Exercise details
Format every item below as a Markdown table with two columns, Row and Item line. Put one line per row with its running number, and leave out blank lines.

Supplied records
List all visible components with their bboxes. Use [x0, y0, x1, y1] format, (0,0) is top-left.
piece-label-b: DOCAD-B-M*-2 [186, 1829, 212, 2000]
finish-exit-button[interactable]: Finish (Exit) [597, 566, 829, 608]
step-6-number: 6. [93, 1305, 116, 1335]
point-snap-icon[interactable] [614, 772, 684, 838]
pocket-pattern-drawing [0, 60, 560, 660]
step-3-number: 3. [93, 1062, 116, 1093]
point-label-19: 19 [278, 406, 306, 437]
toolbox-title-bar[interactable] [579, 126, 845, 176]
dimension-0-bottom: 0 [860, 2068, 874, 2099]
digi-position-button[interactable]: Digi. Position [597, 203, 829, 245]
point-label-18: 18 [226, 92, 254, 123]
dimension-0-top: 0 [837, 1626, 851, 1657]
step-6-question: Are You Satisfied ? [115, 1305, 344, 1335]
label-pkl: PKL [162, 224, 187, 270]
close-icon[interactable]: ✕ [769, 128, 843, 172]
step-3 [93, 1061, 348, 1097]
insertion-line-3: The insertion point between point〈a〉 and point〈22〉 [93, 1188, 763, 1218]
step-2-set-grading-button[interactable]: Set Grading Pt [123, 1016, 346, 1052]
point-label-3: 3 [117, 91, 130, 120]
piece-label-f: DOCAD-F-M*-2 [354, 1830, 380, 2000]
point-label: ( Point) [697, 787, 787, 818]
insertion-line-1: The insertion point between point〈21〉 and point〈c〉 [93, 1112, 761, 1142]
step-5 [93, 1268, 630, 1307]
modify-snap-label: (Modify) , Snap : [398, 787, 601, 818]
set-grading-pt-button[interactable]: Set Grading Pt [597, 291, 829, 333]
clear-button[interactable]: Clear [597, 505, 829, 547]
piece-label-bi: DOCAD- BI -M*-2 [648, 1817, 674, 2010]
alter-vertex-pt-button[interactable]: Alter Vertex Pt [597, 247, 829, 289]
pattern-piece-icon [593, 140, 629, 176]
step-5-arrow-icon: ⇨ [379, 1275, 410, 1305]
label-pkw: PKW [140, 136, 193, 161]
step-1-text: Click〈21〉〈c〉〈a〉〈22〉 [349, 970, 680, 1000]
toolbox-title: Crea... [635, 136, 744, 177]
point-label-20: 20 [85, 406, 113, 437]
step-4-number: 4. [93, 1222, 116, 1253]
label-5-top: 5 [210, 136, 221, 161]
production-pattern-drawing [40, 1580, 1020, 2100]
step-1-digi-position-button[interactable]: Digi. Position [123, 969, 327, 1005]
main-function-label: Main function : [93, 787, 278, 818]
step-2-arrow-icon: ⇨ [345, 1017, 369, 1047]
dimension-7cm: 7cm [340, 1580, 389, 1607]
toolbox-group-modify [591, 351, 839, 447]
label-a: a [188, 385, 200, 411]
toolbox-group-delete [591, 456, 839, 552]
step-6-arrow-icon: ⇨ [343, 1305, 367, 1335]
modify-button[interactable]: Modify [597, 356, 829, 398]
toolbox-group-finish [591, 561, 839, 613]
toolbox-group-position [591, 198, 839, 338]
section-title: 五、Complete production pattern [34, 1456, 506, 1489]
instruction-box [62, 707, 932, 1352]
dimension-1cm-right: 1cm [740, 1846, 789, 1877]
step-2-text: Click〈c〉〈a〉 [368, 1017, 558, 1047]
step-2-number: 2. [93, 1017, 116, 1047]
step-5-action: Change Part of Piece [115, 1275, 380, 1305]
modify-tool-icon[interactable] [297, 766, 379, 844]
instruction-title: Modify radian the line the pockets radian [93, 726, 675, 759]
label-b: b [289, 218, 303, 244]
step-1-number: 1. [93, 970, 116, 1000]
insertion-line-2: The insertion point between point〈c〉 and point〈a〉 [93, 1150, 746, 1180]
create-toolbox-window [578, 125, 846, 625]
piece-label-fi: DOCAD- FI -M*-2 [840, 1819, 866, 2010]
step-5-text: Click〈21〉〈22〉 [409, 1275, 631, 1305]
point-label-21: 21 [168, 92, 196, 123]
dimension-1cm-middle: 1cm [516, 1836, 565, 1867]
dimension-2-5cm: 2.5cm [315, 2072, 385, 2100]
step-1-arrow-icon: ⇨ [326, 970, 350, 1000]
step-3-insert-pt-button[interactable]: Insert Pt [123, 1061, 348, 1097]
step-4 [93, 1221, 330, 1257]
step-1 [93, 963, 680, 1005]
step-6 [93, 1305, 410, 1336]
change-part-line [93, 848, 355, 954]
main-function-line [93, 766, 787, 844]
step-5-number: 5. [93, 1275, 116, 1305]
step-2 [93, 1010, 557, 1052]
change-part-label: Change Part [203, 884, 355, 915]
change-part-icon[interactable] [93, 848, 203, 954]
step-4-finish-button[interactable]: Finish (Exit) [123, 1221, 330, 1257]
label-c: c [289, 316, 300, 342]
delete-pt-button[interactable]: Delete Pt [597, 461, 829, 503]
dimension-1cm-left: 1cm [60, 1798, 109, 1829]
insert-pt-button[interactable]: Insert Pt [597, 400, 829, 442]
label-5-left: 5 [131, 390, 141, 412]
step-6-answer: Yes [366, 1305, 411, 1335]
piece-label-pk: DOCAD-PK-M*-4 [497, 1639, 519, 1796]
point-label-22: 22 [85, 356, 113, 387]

Result of this exercise
| Row | Item line |
|---|---|
| 1 | List all visible components with their bboxes. Use [x0, y0, x1, y1] format, (0,0) is top-left. |
| 2 | piece-label-b: DOCAD-B-M*-2 [186, 1829, 212, 2000] |
| 3 | finish-exit-button[interactable]: Finish (Exit) [597, 566, 829, 608] |
| 4 | step-6-number: 6. [93, 1305, 116, 1335] |
| 5 | point-snap-icon[interactable] [614, 772, 684, 838] |
| 6 | pocket-pattern-drawing [0, 60, 560, 660] |
| 7 | step-3-number: 3. [93, 1062, 116, 1093] |
| 8 | point-label-19: 19 [278, 406, 306, 437] |
| 9 | toolbox-title-bar[interactable] [579, 126, 845, 176] |
| 10 | dimension-0-bottom: 0 [860, 2068, 874, 2099] |
| 11 | digi-position-button[interactable]: Digi. Position [597, 203, 829, 245] |
| 12 | point-label-18: 18 [226, 92, 254, 123] |
| 13 | dimension-0-top: 0 [837, 1626, 851, 1657] |
| 14 | step-6-question: Are You Satisfied ? [115, 1305, 344, 1335] |
| 15 | label-pkl: PKL [162, 224, 187, 270] |
| 16 | close-icon[interactable]: ✕ [769, 128, 843, 172] |
| 17 | step-3 [93, 1061, 348, 1097] |
| 18 | insertion-line-3: The insertion point between point〈a〉 and point〈22〉 [93, 1188, 763, 1218] |
| 19 | step-2-set-grading-button[interactable]: Set Grading Pt [123, 1016, 346, 1052] |
| 20 | point-label-3: 3 [117, 91, 130, 120] |
| 21 | piece-label-f: DOCAD-F-M*-2 [354, 1830, 380, 2000] |
| 22 | point-label: ( Point) [697, 787, 787, 818] |
| 23 | insertion-line-1: The insertion point between point〈21〉 and point〈c〉 [93, 1112, 761, 1142] |
| 24 | step-5 [93, 1268, 630, 1307] |
| 25 | modify-snap-label: (Modify) , Snap : [398, 787, 601, 818] |
| 26 | set-grading-pt-button[interactable]: Set Grading Pt [597, 291, 829, 333] |
| 27 | clear-button[interactable]: Clear [597, 505, 829, 547] |
| 28 | piece-label-bi: DOCAD- BI -M*-2 [648, 1817, 674, 2010] |
| 29 | alter-vertex-pt-button[interactable]: Alter Vertex Pt [597, 247, 829, 289] |
| 30 | pattern-piece-icon [593, 140, 629, 176] |
| 31 | step-5-arrow-icon: ⇨ [379, 1275, 410, 1305] |
| 32 | label-pkw: PKW [140, 136, 193, 161] |
| 33 | step-1-text: Click〈21〉〈c〉〈a〉〈22〉 [349, 970, 680, 1000] |
| 34 | toolbox-title: Crea... [635, 136, 744, 177] |
| 35 | point-label-20: 20 [85, 406, 113, 437] |
| 36 | step-4-number: 4. [93, 1222, 116, 1253] |
| 37 | label-5-top: 5 [210, 136, 221, 161] |
| 38 | production-pattern-drawing [40, 1580, 1020, 2100] |
| 39 | step-1-digi-position-button[interactable]: Digi. Position [123, 969, 327, 1005] |
| 40 | main-function-label: Main function : [93, 787, 278, 818] |
| 41 | step-2-arrow-icon: ⇨ [345, 1017, 369, 1047] |
| 42 | dimension-7cm: 7cm [340, 1580, 389, 1607] |
| 43 | toolbox-group-modify [591, 351, 839, 447] |
| 44 | label-a: a [188, 385, 200, 411] |
| 45 | toolbox-group-delete [591, 456, 839, 552] |
| 46 | step-6-arrow-icon: ⇨ [343, 1305, 367, 1335] |
| 47 | modify-button[interactable]: Modify [597, 356, 829, 398] |
| 48 | toolbox-group-finish [591, 561, 839, 613] |
| 49 | toolbox-group-position [591, 198, 839, 338] |
| 50 | section-title: 五、Complete production pattern [34, 1456, 506, 1489] |
| 51 | instruction-box [62, 707, 932, 1352] |
| 52 | dimension-1cm-right: 1cm [740, 1846, 789, 1877] |
| 53 | step-2-text: Click〈c〉〈a〉 [368, 1017, 558, 1047] |
| 54 | step-2-number: 2. [93, 1017, 116, 1047] |
| 55 | step-5-action: Change Part of Piece [115, 1275, 380, 1305] |
| 56 | modify-tool-icon[interactable] [297, 766, 379, 844] |
| 57 | instruction-title: Modify radian the line the pockets radian [93, 726, 675, 759] |
| 58 | label-b: b [289, 218, 303, 244] |
| 59 | step-1-number: 1. [93, 970, 116, 1000] |
| 60 | insertion-line-2: The insertion point between point〈c〉 and point〈a〉 [93, 1150, 746, 1180] |
| 61 | create-toolbox-window [578, 125, 846, 625] |
| 62 | piece-label-fi: DOCAD- FI -M*-2 [840, 1819, 866, 2010] |
| 63 | step-5-text: Click〈21〉〈22〉 [409, 1275, 631, 1305] |
| 64 | point-label-21: 21 [168, 92, 196, 123] |
| 65 | dimension-1cm-middle: 1cm [516, 1836, 565, 1867] |
| 66 | dimension-2-5cm: 2.5cm [315, 2072, 385, 2100] |
| 67 | step-1-arrow-icon: ⇨ [326, 970, 350, 1000] |
| 68 | step-3-insert-pt-button[interactable]: Insert Pt [123, 1061, 348, 1097] |
| 69 | step-4 [93, 1221, 330, 1257] |
| 70 | step-1 [93, 963, 680, 1005] |
| 71 | step-6 [93, 1305, 410, 1336] |
| 72 | change-part-line [93, 848, 355, 954] |
| 73 | main-function-line [93, 766, 787, 844] |
| 74 | step-5-number: 5. [93, 1275, 116, 1305] |
| 75 | step-2 [93, 1010, 557, 1052] |
| 76 | change-part-label: Change Part [203, 884, 355, 915] |
| 77 | change-part-icon[interactable] [93, 848, 203, 954] |
| 78 | step-4-finish-button[interactable]: Finish (Exit) [123, 1221, 330, 1257] |
| 79 | label-c: c [289, 316, 300, 342] |
| 80 | delete-pt-button[interactable]: Delete Pt [597, 461, 829, 503] |
| 81 | dimension-1cm-left: 1cm [60, 1798, 109, 1829] |
| 82 | insert-pt-button[interactable]: Insert Pt [597, 400, 829, 442] |
| 83 | label-5-left: 5 [131, 390, 141, 412] |
| 84 | step-6-answer: Yes [366, 1305, 411, 1335] |
| 85 | piece-label-pk: DOCAD-PK-M*-4 [497, 1639, 519, 1796] |
| 86 | point-label-22: 22 [85, 356, 113, 387] |